[BEGIN]
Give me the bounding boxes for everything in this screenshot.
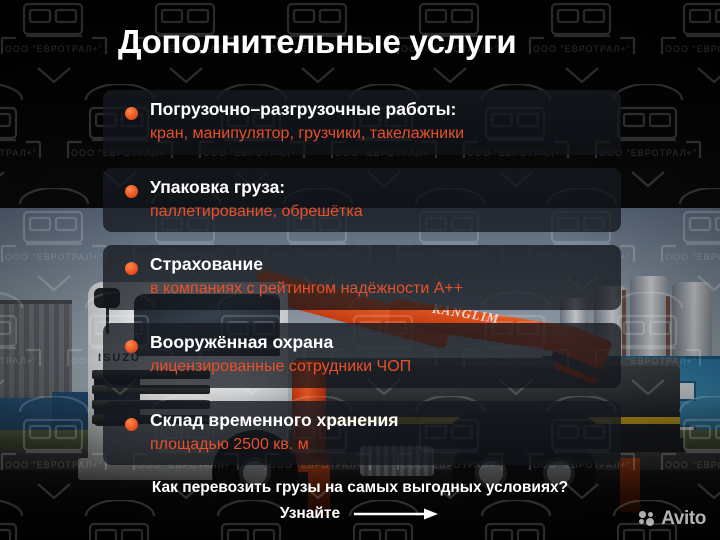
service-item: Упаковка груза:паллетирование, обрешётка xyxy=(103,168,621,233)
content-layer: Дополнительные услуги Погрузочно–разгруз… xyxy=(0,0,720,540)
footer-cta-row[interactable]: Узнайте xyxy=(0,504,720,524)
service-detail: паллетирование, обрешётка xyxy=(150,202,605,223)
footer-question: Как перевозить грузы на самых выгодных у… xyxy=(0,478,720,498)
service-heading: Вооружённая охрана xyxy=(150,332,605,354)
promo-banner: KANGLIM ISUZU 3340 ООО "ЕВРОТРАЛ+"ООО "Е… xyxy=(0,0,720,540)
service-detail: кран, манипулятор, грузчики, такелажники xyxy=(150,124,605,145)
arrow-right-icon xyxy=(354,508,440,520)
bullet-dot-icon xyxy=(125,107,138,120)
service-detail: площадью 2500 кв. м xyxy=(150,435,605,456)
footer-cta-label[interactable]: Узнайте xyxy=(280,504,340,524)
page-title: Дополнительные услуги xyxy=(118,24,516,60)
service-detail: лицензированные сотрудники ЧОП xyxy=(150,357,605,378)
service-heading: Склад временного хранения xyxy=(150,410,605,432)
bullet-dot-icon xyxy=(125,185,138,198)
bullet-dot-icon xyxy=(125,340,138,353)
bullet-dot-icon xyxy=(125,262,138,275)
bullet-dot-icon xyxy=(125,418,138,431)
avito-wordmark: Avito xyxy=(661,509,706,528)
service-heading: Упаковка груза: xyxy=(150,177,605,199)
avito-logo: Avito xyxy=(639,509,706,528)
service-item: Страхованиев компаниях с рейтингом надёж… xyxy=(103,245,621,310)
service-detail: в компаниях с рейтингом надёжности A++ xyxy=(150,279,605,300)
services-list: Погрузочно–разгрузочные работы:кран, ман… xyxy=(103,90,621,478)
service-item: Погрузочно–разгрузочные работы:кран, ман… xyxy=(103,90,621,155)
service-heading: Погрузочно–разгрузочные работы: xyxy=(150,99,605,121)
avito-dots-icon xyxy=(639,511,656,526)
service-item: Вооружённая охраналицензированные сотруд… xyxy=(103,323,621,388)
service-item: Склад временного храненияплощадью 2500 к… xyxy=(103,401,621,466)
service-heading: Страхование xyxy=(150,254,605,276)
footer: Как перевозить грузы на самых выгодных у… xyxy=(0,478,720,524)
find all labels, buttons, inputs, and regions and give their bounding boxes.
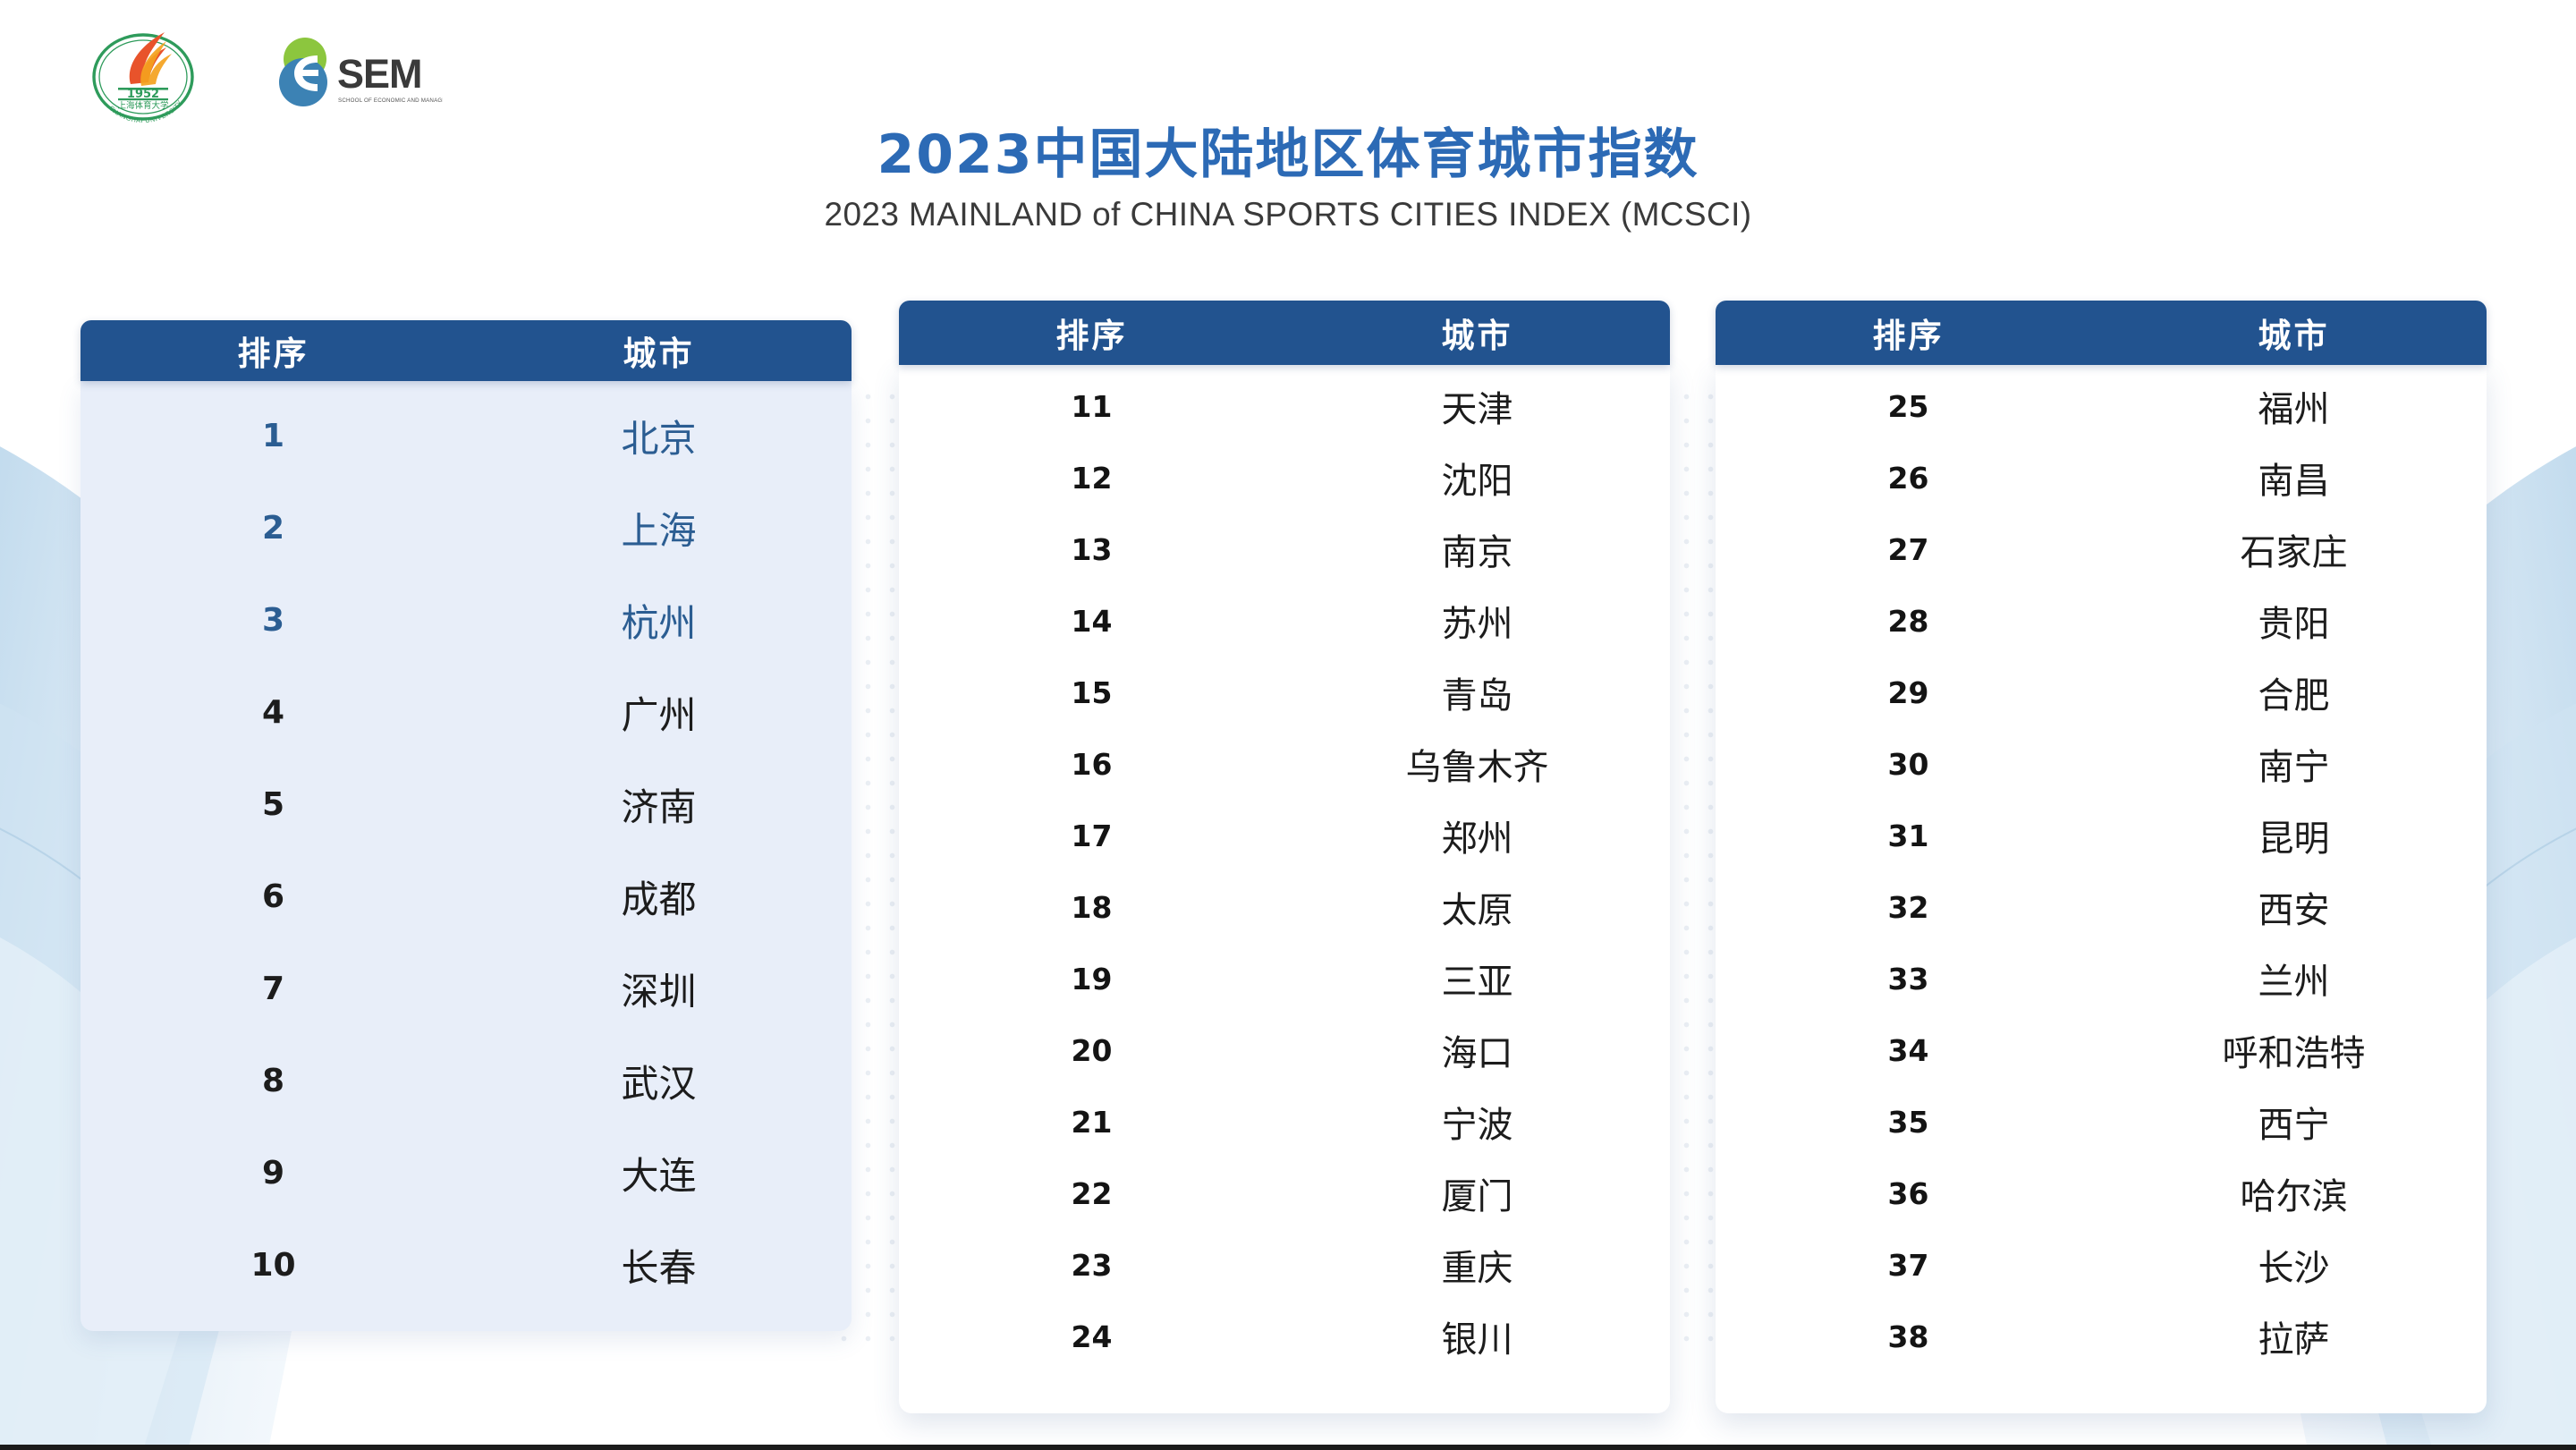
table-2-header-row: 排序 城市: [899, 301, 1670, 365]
[END]
DIRECTIONS FOR THIS TASK
Write out all the rows again, leaving out the pictures, with "bounding boxes" replaced by "box coordinates" and nothing else altered.

EXERCISE OUTPUT
Give me the box coordinates for everything in this screenshot.
service-item: Упаковка груза:паллетирование, обрешётка xyxy=(103,168,621,233)
content-layer: Дополнительные услуги Погрузочно–разгруз… xyxy=(0,0,720,540)
footer-cta-row[interactable]: Узнайте xyxy=(0,504,720,524)
service-detail: паллетирование, обрешётка xyxy=(150,202,605,223)
footer-question: Как перевозить грузы на самых выгодных у… xyxy=(0,478,720,498)
service-heading: Вооружённая охрана xyxy=(150,332,605,354)
promo-banner: KANGLIM ISUZU 3340 ООО "ЕВРОТРАЛ+"ООО "Е… xyxy=(0,0,720,540)
service-detail: кран, манипулятор, грузчики, такелажники xyxy=(150,124,605,145)
arrow-right-icon xyxy=(354,508,440,520)
bullet-dot-icon xyxy=(125,107,138,120)
service-detail: площадью 2500 кв. м xyxy=(150,435,605,456)
footer-cta-label[interactable]: Узнайте xyxy=(280,504,340,524)
page-title: Дополнительные услуги xyxy=(118,24,516,60)
service-detail: лицензированные сотрудники ЧОП xyxy=(150,357,605,378)
service-heading: Склад временного хранения xyxy=(150,410,605,432)
bullet-dot-icon xyxy=(125,185,138,198)
bullet-dot-icon xyxy=(125,340,138,353)
bullet-dot-icon xyxy=(125,262,138,275)
bullet-dot-icon xyxy=(125,418,138,431)
avito-wordmark: Avito xyxy=(661,509,706,528)
service-heading: Упаковка груза: xyxy=(150,177,605,199)
avito-logo: Avito xyxy=(639,509,706,528)
service-item: Страхованиев компаниях с рейтингом надёж… xyxy=(103,245,621,310)
service-detail: в компаниях с рейтингом надёжности A++ xyxy=(150,279,605,300)
services-list: Погрузочно–разгрузочные работы:кран, ман… xyxy=(103,90,621,478)
service-item: Погрузочно–разгрузочные работы:кран, ман… xyxy=(103,90,621,155)
service-heading: Погрузочно–разгрузочные работы: xyxy=(150,99,605,121)
avito-dots-icon xyxy=(639,511,656,526)
service-item: Вооружённая охраналицензированные сотруд… xyxy=(103,323,621,388)
service-item: Склад временного храненияплощадью 2500 к… xyxy=(103,401,621,466)
service-heading: Страхование xyxy=(150,254,605,276)
footer: Как перевозить грузы на самых выгодных у… xyxy=(0,478,720,524)
find all labels, buttons, inputs, and regions and give their box coordinates.
table-2-header-row: 排序 城市: [899, 301, 1670, 365]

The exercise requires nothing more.